■ THE EXERCISE ■
Without the pictures, reproduce the records that follow exactly.

-- Start --

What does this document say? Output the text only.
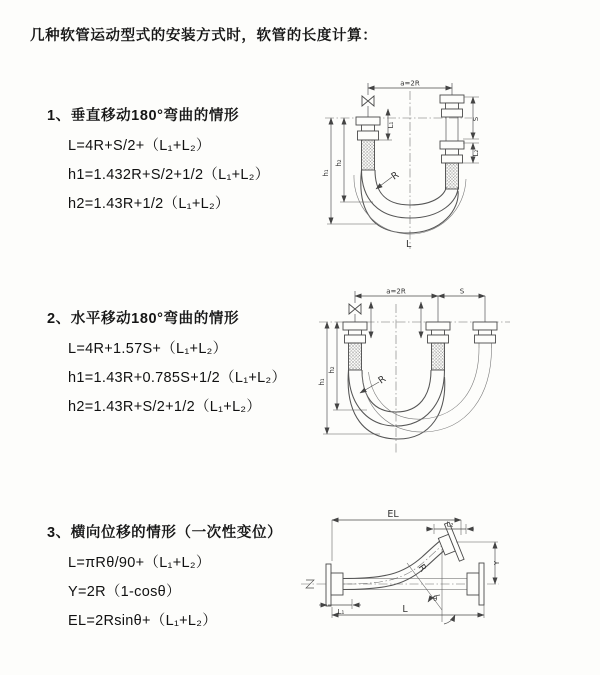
几种软管运动型式的安装方式时，软管的长度计算：
1、垂直移动180°弯曲的情形
L=4R+S/2+（L₁+L₂）
h1=1.432R+S/2+1/2（L₁+L₂）
h2=1.43R+1/2（L₁+L₂）
2、水平移动180°弯曲的情形
L=4R+1.57S+（L₁+L₂）
h1=1.43R+0.785S+1/2（L₁+L₂）
h2=1.43R+S/2+1/2（L₁+L₂）
3、横向位移的情形（一次性变位）
L=πRθ/90+（L₁+L₂）
Y=2R（1-cosθ）
EL=2Rsinθ+（L₁+L₂）
a=2R
S
L₂
L₁
h₁
h₂
R
L
a=2R	S
h₁
h₂
R
R
θ
EL
L₂
Y
L
L₁
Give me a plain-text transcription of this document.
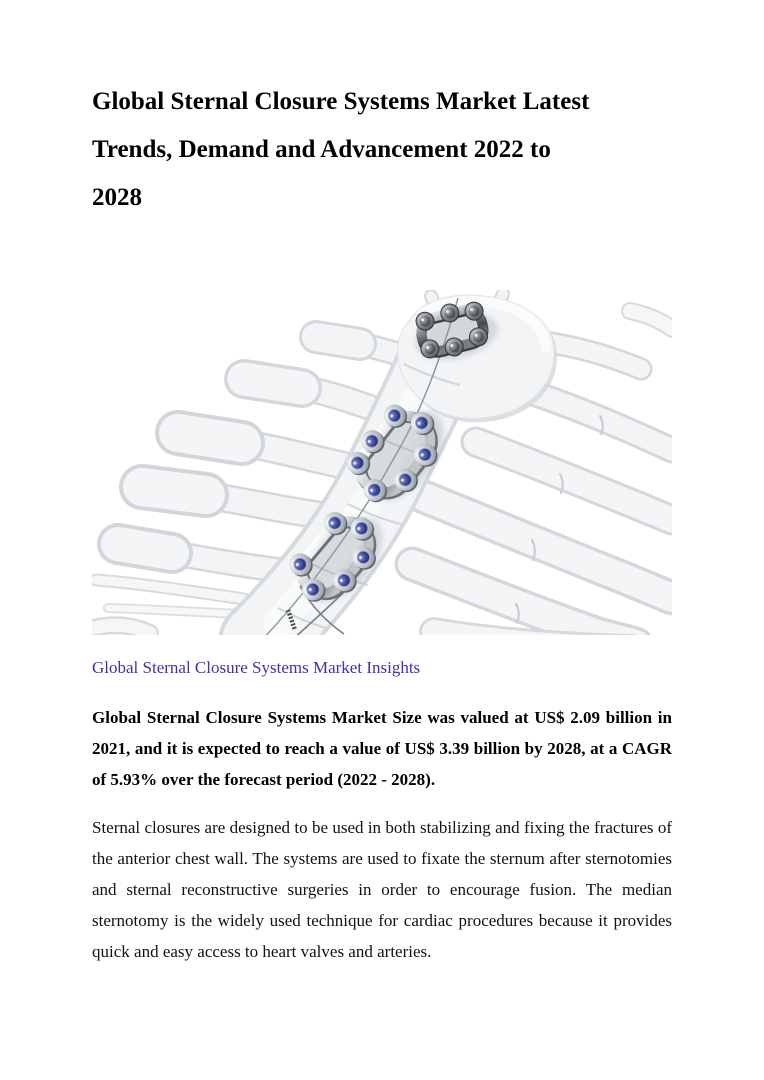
Global Sternal Closure Systems Market Latest
Trends, Demand and Advancement 2022 to
2028

Global Sternal Closure Systems Market Insights

Global Sternal Closure Systems Market Size was valued at US$ 2.09 billion in 2021, and it is expected to reach a value of US$ 3.39 billion by 2028, at a CAGR of 5.93% over the forecast period (2022 - 2028).

Sternal closures are designed to be used in both stabilizing and fixing the fractures of the anterior chest wall. The systems are used to fixate the sternum after sternotomies and sternal reconstructive surgeries in order to encourage fusion. The median sternotomy is the widely used technique for cardiac procedures because it provides quick and easy access to heart valves and arteries.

-- End --

■ REPLY ■
What does this document say? Output the text only.
几种软管运动型式的安装方式时，软管的长度计算：
1、垂直移动180°弯曲的情形
L=4R+S/2+（L₁+L₂）
h1=1.432R+S/2+1/2（L₁+L₂）
h2=1.43R+1/2（L₁+L₂）
2、水平移动180°弯曲的情形
L=4R+1.57S+（L₁+L₂）
h1=1.43R+0.785S+1/2（L₁+L₂）
h2=1.43R+S/2+1/2（L₁+L₂）
3、横向位移的情形（一次性变位）
L=πRθ/90+（L₁+L₂）
Y=2R（1-cosθ）
EL=2Rsinθ+（L₁+L₂）
a=2R
S
L₂
L₁
h₁
h₂
R
L
a=2R	S
h₁
h₂
R
R
θ
EL
L₂
Y
L
L₁
Give me a plain-text transcription of this document.
Global Sternal Closure Systems Market Latest
Trends, Demand and Advancement 2022 to
2028

Global Sternal Closure Systems Market Insights

Global Sternal Closure Systems Market Size was valued at US$ 2.09 billion in 2021, and it is expected to reach a value of US$ 3.39 billion by 2028, at a CAGR of 5.93% over the forecast period (2022 - 2028).

Sternal closures are designed to be used in both stabilizing and fixing the fractures of the anterior chest wall. The systems are used to fixate the sternum after sternotomies and sternal reconstructive surgeries in order to encourage fusion. The median sternotomy is the widely used technique for cardiac procedures because it provides quick and easy access to heart valves and arteries.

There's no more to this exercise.